» **Problem to work on**: Print every entry word for word, but omit the pictures.

+---+

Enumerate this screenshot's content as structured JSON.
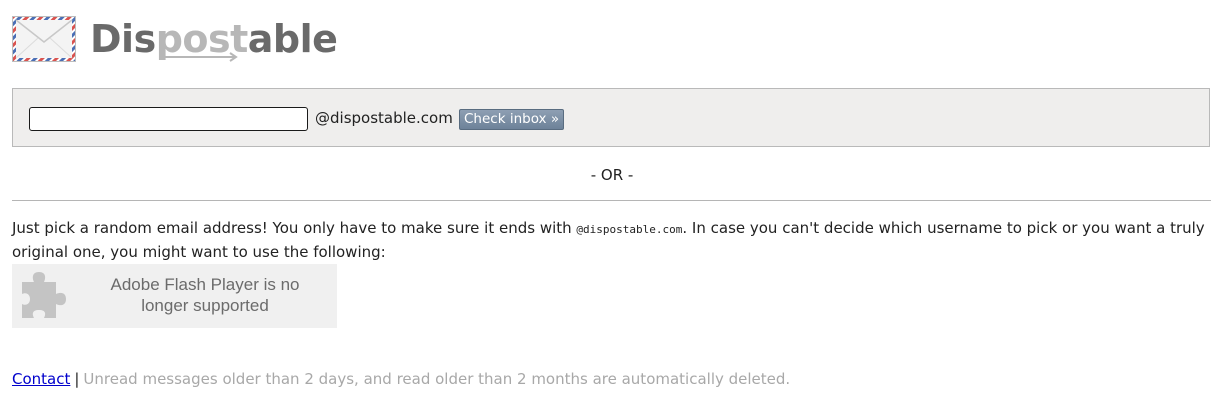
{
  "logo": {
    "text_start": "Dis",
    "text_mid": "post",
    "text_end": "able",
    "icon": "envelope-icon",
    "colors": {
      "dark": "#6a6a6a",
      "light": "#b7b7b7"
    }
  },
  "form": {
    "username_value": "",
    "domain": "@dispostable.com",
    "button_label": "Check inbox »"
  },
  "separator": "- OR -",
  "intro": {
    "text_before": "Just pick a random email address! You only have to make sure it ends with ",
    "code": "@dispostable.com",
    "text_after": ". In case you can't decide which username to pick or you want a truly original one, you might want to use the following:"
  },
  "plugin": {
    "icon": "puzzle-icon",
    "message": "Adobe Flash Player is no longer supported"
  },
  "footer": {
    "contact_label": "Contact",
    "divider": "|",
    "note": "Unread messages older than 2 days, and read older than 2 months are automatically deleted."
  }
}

+---+

» **Reply to the task**:
Enumerate this screenshot's content as structured JSON.
{
  "logo": {
    "text_start": "Dis",
    "text_mid": "post",
    "text_end": "able",
    "icon": "envelope-icon",
    "colors": {
      "dark": "#6a6a6a",
      "light": "#b7b7b7"
    }
  },
  "form": {
    "username_value": "",
    "domain": "@dispostable.com",
    "button_label": "Check inbox »"
  },
  "separator": "- OR -",
  "intro": {
    "text_before": "Just pick a random email address! You only have to make sure it ends with ",
    "code": "@dispostable.com",
    "text_after": ". In case you can't decide which username to pick or you want a truly original one, you might want to use the following:"
  },
  "plugin": {
    "icon": "puzzle-icon",
    "message": "Adobe Flash Player is no longer supported"
  },
  "footer": {
    "contact_label": "Contact",
    "divider": "|",
    "note": "Unread messages older than 2 days, and read older than 2 months are automatically deleted."
  }
}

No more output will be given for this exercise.